Exercise task:
The records below must be duplicated exactly, character for character.

(Records from a data collection)

-------

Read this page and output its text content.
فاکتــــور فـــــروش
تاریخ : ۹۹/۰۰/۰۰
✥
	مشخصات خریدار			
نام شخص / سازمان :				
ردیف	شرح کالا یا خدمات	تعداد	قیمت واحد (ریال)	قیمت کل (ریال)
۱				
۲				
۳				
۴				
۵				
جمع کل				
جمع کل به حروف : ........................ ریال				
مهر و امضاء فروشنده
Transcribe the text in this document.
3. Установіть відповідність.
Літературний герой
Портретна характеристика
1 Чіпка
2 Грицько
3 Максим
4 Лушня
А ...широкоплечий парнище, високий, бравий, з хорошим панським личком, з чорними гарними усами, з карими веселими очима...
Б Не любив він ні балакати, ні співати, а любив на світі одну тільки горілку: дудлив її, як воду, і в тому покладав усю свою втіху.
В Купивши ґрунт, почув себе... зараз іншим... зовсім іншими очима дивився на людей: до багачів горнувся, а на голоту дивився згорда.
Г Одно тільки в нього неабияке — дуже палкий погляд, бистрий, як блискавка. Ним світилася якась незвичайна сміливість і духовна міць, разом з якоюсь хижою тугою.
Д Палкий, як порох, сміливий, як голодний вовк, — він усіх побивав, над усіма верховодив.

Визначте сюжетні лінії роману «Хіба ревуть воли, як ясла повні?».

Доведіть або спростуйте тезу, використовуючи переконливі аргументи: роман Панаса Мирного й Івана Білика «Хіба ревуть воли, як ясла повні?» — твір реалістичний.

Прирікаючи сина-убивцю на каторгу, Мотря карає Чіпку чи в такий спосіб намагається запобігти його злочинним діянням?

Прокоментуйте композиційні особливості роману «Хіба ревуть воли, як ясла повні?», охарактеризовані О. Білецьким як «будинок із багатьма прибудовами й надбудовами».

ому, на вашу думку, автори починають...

-------

Final result:
Read this page and output its text content.
فاکتــــور فـــــروش
تاریخ : ۹۹/۰۰/۰۰
✥
	مشخصات خریدار			
نام شخص / سازمان :				
ردیف	شرح کالا یا خدمات	تعداد	قیمت واحد (ریال)	قیمت کل (ریال)
۱				
۲				
۳				
۴				
۵				
جمع کل				
جمع کل به حروف : ........................ ریال				
مهر و امضاء فروشنده
Transcribe the text in this document.
3. Установіть відповідність.
Літературний герой
Портретна характеристика
1 Чіпка
2 Грицько
3 Максим
4 Лушня
А ...широкоплечий парнище, високий, бравий, з хорошим панським личком, з чорними гарними усами, з карими веселими очима...
Б Не любив він ні балакати, ні співати, а любив на світі одну тільки горілку: дудлив її, як воду, і в тому покладав усю свою втіху.
В Купивши ґрунт, почув себе... зараз іншим... зовсім іншими очима дивився на людей: до багачів горнувся, а на голоту дивився згорда.
Г Одно тільки в нього неабияке — дуже палкий погляд, бистрий, як блискавка. Ним світилася якась незвичайна сміливість і духовна міць, разом з якоюсь хижою тугою.
Д Палкий, як порох, сміливий, як голодний вовк, — він усіх побивав, над усіма верховодив.

Визначте сюжетні лінії роману «Хіба ревуть воли, як ясла повні?».

Доведіть або спростуйте тезу, використовуючи переконливі аргументи: роман Панаса Мирного й Івана Білика «Хіба ревуть воли, як ясла повні?» — твір реалістичний.

Прирікаючи сина-убивцю на каторгу, Мотря карає Чіпку чи в такий спосіб намагається запобігти його злочинним діянням?

Прокоментуйте композиційні особливості роману «Хіба ревуть воли, як ясла повні?», охарактеризовані О. Білецьким як «будинок із багатьма прибудовами й надбудовами».

ому, на вашу думку, автори починають...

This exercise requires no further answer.